* Begin ENTRIES PROVIDED *
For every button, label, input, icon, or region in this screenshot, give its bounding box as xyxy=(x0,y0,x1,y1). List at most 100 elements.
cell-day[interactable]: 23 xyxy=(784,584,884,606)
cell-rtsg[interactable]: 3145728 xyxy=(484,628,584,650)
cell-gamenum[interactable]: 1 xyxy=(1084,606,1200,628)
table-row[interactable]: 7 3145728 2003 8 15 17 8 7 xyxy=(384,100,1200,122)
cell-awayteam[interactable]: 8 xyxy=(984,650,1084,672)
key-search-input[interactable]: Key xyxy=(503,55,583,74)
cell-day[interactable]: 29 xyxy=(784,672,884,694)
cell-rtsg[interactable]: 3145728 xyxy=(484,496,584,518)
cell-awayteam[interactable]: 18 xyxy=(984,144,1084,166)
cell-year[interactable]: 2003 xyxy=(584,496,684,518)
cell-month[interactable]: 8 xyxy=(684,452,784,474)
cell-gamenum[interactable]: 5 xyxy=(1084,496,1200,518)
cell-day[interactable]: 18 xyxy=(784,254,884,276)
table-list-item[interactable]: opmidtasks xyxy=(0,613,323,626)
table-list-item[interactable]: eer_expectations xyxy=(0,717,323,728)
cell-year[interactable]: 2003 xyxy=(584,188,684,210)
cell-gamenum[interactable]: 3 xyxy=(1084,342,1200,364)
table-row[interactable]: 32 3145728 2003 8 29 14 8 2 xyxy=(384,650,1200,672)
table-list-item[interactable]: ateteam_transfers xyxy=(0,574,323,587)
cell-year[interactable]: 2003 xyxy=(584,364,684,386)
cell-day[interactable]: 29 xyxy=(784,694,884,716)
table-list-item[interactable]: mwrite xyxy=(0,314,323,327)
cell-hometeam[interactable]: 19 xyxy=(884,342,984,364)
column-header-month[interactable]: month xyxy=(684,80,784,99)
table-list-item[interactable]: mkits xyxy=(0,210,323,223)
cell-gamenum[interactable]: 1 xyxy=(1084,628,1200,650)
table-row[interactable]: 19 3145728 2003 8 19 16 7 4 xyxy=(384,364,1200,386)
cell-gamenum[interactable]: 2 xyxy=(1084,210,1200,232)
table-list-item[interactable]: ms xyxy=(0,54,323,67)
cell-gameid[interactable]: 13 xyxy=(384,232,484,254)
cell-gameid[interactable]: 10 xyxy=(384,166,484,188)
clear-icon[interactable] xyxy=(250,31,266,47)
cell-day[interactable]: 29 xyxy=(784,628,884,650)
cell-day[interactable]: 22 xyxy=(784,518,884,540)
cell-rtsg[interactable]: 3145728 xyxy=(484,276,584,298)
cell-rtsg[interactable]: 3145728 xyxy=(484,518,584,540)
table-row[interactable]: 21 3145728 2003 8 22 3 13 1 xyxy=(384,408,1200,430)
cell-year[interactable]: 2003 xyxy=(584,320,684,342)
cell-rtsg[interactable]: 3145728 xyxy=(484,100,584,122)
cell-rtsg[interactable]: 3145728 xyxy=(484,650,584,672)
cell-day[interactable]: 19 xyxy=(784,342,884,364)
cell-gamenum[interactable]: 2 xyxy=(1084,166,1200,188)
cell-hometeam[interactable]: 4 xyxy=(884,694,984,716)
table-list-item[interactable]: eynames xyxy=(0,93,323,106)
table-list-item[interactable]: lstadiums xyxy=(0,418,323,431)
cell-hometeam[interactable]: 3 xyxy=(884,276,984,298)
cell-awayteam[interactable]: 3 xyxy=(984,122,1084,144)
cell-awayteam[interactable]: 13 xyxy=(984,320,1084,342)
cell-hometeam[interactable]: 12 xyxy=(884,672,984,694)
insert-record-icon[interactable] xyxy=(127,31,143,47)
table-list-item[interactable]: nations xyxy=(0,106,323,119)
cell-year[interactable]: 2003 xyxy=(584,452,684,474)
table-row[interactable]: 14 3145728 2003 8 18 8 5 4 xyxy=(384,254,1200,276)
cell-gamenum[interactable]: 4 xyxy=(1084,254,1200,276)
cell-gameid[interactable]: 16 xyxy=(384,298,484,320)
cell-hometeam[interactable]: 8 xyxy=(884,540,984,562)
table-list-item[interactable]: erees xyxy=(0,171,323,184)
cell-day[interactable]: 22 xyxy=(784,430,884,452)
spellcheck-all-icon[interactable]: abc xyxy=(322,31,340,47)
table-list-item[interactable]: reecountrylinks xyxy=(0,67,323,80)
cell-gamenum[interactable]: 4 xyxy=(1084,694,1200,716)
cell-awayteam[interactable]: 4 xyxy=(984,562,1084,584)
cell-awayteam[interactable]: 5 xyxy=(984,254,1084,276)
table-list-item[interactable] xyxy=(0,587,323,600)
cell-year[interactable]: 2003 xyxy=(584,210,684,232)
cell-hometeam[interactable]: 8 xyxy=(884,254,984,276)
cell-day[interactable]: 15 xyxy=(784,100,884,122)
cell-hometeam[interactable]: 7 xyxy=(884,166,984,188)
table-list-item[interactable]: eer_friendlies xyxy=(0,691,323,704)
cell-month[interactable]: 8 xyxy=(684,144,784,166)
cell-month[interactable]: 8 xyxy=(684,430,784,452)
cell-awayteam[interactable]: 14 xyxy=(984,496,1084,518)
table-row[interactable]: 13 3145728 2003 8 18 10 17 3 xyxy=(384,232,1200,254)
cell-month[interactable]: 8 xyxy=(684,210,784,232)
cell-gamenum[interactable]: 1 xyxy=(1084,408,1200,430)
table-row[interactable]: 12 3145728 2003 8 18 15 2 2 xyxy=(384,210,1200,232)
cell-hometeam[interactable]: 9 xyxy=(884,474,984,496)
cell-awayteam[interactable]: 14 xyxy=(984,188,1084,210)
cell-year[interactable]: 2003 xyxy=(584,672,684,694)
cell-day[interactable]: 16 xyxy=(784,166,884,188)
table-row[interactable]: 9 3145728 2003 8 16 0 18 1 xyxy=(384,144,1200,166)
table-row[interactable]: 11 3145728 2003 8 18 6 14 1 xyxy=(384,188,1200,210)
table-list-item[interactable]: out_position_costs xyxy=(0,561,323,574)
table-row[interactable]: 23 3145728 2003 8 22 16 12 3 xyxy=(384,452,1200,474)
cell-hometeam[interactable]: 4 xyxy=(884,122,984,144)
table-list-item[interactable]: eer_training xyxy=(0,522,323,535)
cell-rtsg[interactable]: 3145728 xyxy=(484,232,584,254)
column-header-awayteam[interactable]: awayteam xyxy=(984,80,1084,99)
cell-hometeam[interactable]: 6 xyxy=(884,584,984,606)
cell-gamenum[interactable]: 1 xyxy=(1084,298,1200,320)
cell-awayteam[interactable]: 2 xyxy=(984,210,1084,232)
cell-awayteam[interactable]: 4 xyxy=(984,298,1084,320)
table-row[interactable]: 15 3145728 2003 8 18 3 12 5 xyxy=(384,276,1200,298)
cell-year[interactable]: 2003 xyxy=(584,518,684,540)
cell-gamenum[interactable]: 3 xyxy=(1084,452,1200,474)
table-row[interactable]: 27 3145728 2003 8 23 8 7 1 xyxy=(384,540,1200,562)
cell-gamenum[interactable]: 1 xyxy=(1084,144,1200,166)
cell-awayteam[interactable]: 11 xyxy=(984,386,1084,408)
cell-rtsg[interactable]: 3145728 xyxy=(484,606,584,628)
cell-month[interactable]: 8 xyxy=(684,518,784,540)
* End ENTRIES PROVIDED *
List every line of the material that contains the string "year", matching case exactly.

cell-year[interactable]: 2003 xyxy=(584,496,684,518)
cell-year[interactable]: 2003 xyxy=(584,188,684,210)
cell-year[interactable]: 2003 xyxy=(584,364,684,386)
cell-year[interactable]: 2003 xyxy=(584,320,684,342)
cell-year[interactable]: 2003 xyxy=(584,452,684,474)
cell-year[interactable]: 2003 xyxy=(584,210,684,232)
cell-year[interactable]: 2003 xyxy=(584,672,684,694)
cell-year[interactable]: 2003 xyxy=(584,518,684,540)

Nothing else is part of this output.